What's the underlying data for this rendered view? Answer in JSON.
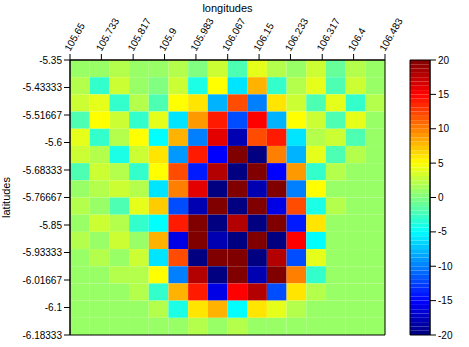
{
  "chart_data": {
    "type": "heatmap",
    "x_label": "longitudes",
    "y_label": "latitudes",
    "xlim": [
      105.65,
      106.483
    ],
    "ylim": [
      -6.18333,
      -5.35
    ],
    "xticks": [
      105.65,
      105.733,
      105.817,
      105.9,
      105.983,
      106.067,
      106.15,
      106.233,
      106.317,
      106.4,
      106.483
    ],
    "yticks": [
      -6.18333,
      -6.1,
      -6.01667,
      -5.93333,
      -5.85,
      -5.76667,
      -5.68333,
      -5.6,
      -5.51667,
      -5.43333,
      -5.35
    ],
    "cells": [
      [
        1,
        1,
        2,
        1,
        1,
        2,
        0,
        3,
        -2,
        4,
        2,
        1,
        3,
        -1,
        2,
        1
      ],
      [
        2,
        -3,
        3,
        1,
        0,
        3,
        -4,
        5,
        -6,
        8,
        -3,
        2,
        4,
        -2,
        3,
        1
      ],
      [
        3,
        4,
        -3,
        2,
        -2,
        5,
        6,
        -8,
        12,
        -10,
        6,
        3,
        -2,
        4,
        -3,
        2
      ],
      [
        -2,
        5,
        3,
        -3,
        4,
        -6,
        9,
        14,
        -12,
        15,
        -8,
        5,
        3,
        -2,
        4,
        1
      ],
      [
        4,
        -3,
        2,
        5,
        -5,
        8,
        -10,
        16,
        -18,
        12,
        14,
        -6,
        2,
        3,
        -2,
        1
      ],
      [
        3,
        2,
        -4,
        3,
        6,
        -9,
        14,
        -15,
        20,
        -20,
        10,
        -8,
        4,
        -2,
        2,
        1
      ],
      [
        -2,
        3,
        2,
        -3,
        5,
        12,
        -14,
        18,
        -20,
        20,
        -15,
        9,
        -3,
        2,
        1,
        1
      ],
      [
        1,
        2,
        3,
        2,
        -6,
        10,
        16,
        -20,
        20,
        -18,
        20,
        -10,
        5,
        1,
        1,
        1
      ],
      [
        2,
        1,
        -2,
        4,
        7,
        -12,
        -18,
        20,
        -20,
        20,
        -16,
        12,
        -4,
        2,
        1,
        1
      ],
      [
        1,
        3,
        2,
        -3,
        -5,
        14,
        20,
        -20,
        18,
        -20,
        20,
        -14,
        6,
        1,
        1,
        1
      ],
      [
        2,
        1,
        3,
        1,
        8,
        -16,
        20,
        -18,
        -20,
        20,
        -20,
        15,
        -5,
        1,
        1,
        1
      ],
      [
        1,
        2,
        1,
        3,
        -6,
        12,
        -20,
        20,
        20,
        -20,
        18,
        -12,
        4,
        1,
        1,
        1
      ],
      [
        1,
        1,
        2,
        2,
        5,
        -10,
        18,
        -20,
        20,
        -18,
        20,
        10,
        -3,
        1,
        1,
        1
      ],
      [
        1,
        1,
        1,
        2,
        -3,
        8,
        14,
        -16,
        15,
        18,
        -12,
        6,
        2,
        1,
        1,
        1
      ],
      [
        1,
        1,
        1,
        1,
        2,
        -4,
        6,
        8,
        -5,
        6,
        4,
        2,
        1,
        1,
        1,
        1
      ],
      [
        1,
        1,
        1,
        1,
        1,
        1,
        2,
        1,
        2,
        1,
        1,
        1,
        1,
        1,
        1,
        1
      ]
    ],
    "color_range": [
      -20,
      20
    ],
    "color_ticks": [
      -20,
      -15,
      -10,
      -5,
      0,
      5,
      10,
      15,
      20
    ]
  }
}
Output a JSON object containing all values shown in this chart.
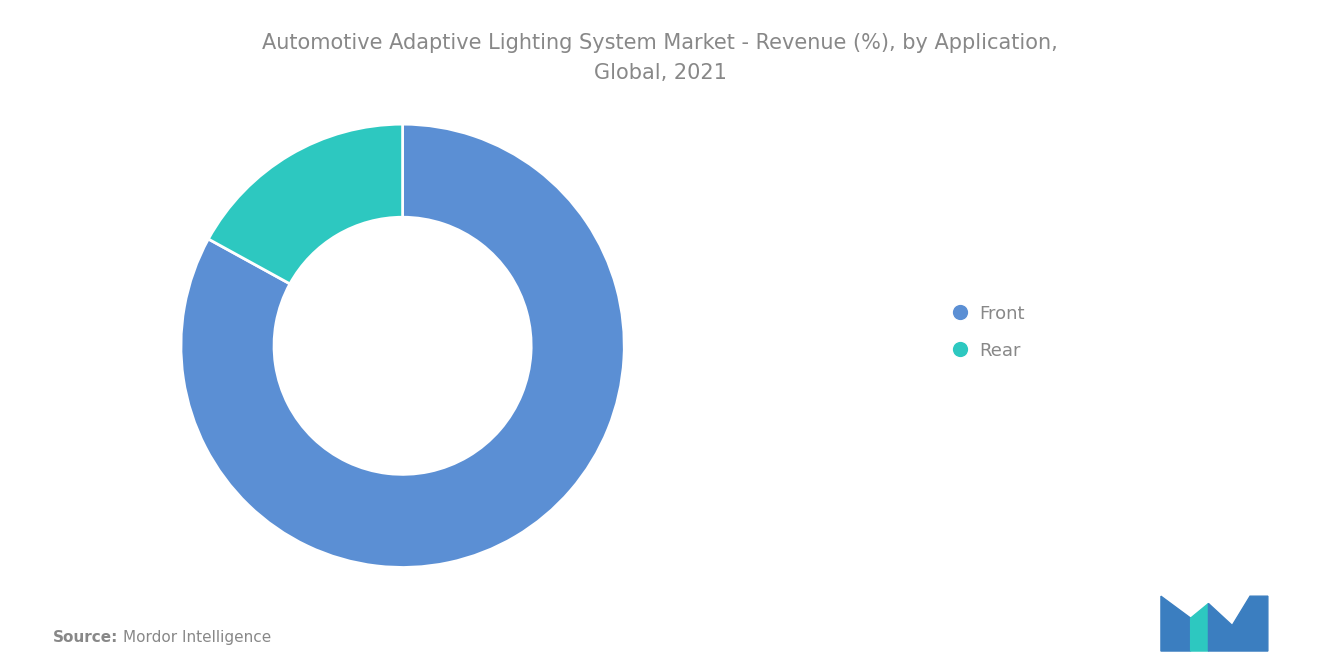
{
  "title": "Automotive Adaptive Lighting System Market - Revenue (%), by Application,\nGlobal, 2021",
  "title_fontsize": 15,
  "title_color": "#888888",
  "segments": [
    "Front",
    "Rear"
  ],
  "values": [
    83,
    17
  ],
  "colors": [
    "#5B8FD4",
    "#2DC8C0"
  ],
  "legend_labels": [
    "Front",
    "Rear"
  ],
  "source_bold": "Source:",
  "source_text": "Mordor Intelligence",
  "source_fontsize": 11,
  "background_color": "#ffffff",
  "donut_width": 0.42,
  "startangle": 90
}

----

## What the task asks
Beginning with the line with "Output a JSON", repeat the entries above exactly, up to and including the last line, leaving out pictures.

## Completed exercise
Output a JSON object containing all values shown in this chart.
{
  "title": "Automotive Adaptive Lighting System Market - Revenue (%), by Application,\nGlobal, 2021",
  "title_fontsize": 15,
  "title_color": "#888888",
  "segments": [
    "Front",
    "Rear"
  ],
  "values": [
    83,
    17
  ],
  "colors": [
    "#5B8FD4",
    "#2DC8C0"
  ],
  "legend_labels": [
    "Front",
    "Rear"
  ],
  "source_bold": "Source:",
  "source_text": "Mordor Intelligence",
  "source_fontsize": 11,
  "background_color": "#ffffff",
  "donut_width": 0.42,
  "startangle": 90
}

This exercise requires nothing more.